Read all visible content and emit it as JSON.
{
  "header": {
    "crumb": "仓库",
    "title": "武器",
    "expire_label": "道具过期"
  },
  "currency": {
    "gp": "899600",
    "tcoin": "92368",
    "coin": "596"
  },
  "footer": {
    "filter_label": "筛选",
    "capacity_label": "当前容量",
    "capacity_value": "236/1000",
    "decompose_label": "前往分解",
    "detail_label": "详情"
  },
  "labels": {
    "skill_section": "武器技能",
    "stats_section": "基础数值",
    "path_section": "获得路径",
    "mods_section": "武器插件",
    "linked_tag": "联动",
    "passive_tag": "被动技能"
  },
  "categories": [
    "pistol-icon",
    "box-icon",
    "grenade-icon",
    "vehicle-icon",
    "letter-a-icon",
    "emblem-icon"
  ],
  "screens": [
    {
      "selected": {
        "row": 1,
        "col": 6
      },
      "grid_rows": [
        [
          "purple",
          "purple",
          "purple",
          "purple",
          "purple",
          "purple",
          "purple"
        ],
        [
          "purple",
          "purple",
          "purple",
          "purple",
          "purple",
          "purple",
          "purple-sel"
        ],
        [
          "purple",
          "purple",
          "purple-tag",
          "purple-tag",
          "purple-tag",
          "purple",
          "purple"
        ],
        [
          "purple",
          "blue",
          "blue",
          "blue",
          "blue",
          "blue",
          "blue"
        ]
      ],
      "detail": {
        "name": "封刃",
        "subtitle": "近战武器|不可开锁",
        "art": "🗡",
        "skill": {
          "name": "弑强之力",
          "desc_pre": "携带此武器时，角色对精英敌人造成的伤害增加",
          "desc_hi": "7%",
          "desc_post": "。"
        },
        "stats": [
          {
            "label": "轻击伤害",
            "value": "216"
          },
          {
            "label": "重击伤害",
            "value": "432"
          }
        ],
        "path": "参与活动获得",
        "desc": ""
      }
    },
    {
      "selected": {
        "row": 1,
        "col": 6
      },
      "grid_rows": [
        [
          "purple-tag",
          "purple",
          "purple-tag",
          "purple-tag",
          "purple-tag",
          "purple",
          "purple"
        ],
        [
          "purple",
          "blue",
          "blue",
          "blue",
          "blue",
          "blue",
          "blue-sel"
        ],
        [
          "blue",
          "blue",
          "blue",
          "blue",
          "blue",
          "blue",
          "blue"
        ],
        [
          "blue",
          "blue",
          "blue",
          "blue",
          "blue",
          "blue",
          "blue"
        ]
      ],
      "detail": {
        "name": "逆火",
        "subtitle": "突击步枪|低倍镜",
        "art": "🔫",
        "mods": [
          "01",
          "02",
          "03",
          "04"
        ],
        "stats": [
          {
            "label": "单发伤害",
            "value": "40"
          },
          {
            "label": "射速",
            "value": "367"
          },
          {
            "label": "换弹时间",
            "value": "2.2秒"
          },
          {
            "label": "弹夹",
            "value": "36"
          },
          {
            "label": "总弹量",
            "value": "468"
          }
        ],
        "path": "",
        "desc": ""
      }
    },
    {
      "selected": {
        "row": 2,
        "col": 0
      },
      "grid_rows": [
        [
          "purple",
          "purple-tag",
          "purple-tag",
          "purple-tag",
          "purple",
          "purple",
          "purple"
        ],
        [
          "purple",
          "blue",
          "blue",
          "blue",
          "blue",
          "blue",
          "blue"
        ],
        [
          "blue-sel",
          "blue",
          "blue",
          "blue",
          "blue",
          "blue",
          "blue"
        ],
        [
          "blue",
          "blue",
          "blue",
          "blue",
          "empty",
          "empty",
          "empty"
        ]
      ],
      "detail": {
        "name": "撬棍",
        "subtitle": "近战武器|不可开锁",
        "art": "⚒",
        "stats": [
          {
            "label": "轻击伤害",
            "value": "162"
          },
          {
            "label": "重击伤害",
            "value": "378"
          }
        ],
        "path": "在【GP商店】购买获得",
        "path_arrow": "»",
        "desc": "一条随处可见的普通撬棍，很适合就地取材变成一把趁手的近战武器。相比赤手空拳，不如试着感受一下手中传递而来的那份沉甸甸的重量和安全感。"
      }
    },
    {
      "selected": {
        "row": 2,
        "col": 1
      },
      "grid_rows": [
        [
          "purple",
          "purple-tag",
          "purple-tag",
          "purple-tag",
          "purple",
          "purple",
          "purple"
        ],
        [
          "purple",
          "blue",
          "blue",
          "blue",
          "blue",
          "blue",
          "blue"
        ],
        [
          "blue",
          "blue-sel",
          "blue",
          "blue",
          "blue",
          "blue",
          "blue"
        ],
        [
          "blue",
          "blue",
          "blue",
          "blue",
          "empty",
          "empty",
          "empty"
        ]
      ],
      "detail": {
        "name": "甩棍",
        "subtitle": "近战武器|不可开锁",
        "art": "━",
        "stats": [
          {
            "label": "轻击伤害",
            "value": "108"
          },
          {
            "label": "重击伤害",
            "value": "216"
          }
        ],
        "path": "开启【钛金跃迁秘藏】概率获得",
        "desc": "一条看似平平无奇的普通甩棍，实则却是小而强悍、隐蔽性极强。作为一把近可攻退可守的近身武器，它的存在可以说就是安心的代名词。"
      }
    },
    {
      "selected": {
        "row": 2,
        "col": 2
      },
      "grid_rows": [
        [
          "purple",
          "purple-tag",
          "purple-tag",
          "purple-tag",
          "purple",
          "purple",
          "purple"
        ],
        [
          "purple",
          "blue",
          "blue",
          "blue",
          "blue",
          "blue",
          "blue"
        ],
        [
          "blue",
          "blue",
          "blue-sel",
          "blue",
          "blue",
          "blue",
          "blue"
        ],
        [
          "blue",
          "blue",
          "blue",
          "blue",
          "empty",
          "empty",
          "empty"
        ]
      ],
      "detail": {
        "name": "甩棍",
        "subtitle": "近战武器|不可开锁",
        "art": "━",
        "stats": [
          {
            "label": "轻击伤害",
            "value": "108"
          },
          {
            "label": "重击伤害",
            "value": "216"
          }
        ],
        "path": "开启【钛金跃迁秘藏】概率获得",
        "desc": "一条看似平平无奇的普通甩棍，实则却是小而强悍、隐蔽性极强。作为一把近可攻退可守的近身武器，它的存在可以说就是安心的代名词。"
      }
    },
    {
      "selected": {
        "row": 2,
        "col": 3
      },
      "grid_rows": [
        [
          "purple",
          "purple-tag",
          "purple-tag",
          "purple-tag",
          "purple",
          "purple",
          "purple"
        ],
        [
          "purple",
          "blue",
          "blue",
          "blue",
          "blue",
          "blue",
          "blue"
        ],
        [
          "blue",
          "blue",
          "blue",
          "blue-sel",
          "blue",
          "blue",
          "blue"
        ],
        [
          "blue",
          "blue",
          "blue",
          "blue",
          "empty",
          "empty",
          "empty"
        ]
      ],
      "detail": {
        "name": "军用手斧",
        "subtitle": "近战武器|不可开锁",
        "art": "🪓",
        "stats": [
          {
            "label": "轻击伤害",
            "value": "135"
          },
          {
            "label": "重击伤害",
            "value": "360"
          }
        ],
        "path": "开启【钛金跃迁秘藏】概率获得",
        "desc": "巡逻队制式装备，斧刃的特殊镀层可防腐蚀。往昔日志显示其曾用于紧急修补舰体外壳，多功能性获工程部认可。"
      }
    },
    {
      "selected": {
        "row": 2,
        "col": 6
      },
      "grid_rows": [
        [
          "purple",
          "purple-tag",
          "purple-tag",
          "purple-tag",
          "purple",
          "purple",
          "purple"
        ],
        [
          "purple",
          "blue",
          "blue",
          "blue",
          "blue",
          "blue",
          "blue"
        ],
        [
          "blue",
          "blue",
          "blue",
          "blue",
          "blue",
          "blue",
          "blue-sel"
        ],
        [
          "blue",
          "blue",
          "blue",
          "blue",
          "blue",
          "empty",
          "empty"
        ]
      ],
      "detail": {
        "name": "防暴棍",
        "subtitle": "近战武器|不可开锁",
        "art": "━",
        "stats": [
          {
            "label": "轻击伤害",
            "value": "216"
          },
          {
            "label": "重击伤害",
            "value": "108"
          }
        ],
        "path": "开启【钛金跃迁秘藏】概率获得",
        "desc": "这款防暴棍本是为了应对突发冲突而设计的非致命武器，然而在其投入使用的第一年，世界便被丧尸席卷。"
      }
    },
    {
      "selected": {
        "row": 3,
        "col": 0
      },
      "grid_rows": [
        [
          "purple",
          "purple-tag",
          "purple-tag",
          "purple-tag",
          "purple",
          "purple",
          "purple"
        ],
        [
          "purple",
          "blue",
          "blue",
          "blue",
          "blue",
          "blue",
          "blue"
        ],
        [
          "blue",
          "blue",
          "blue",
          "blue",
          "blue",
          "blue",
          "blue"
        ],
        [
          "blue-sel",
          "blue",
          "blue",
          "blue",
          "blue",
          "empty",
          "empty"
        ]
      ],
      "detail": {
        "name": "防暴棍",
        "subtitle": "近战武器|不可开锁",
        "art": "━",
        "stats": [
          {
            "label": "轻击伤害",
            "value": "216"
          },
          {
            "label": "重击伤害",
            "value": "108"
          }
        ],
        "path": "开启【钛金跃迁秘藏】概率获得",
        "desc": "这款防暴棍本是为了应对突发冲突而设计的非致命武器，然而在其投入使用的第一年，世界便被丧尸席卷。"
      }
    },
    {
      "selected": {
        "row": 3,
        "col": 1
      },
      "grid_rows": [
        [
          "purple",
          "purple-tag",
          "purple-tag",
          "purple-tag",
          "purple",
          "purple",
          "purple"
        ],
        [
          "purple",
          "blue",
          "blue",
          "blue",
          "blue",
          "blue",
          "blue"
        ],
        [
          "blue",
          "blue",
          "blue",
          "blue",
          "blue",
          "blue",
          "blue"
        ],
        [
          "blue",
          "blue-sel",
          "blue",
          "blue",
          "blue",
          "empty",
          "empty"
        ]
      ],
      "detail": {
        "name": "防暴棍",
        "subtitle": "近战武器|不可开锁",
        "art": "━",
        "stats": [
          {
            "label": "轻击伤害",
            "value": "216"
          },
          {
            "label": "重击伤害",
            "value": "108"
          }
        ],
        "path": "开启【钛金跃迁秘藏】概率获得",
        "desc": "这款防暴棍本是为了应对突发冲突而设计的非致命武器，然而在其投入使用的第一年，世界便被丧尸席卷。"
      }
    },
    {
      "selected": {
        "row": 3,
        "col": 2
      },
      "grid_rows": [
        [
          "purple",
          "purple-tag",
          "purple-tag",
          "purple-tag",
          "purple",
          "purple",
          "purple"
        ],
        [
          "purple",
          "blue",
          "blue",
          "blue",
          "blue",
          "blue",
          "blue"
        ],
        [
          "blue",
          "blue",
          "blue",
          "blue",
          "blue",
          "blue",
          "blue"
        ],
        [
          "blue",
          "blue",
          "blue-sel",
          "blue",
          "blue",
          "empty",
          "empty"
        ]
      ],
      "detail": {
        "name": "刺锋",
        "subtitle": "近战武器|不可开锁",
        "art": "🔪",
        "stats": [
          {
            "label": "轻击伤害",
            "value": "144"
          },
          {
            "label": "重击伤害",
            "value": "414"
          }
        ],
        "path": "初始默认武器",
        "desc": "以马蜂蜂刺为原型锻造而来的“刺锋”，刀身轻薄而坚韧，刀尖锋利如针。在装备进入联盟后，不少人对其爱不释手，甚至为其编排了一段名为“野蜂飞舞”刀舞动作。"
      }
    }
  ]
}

Task directions
Scan the material above. Copy each line that holds the word "name".

Output of the exercise
        "name": "封刃",
          "name": "弑强之力",
        "name": "逆火",
        "name": "撬棍",
        "name": "甩棍",
        "name": "甩棍",
        "name": "军用手斧",
        "name": "防暴棍",
        "name": "防暴棍",
        "name": "防暴棍",
        "name": "刺锋",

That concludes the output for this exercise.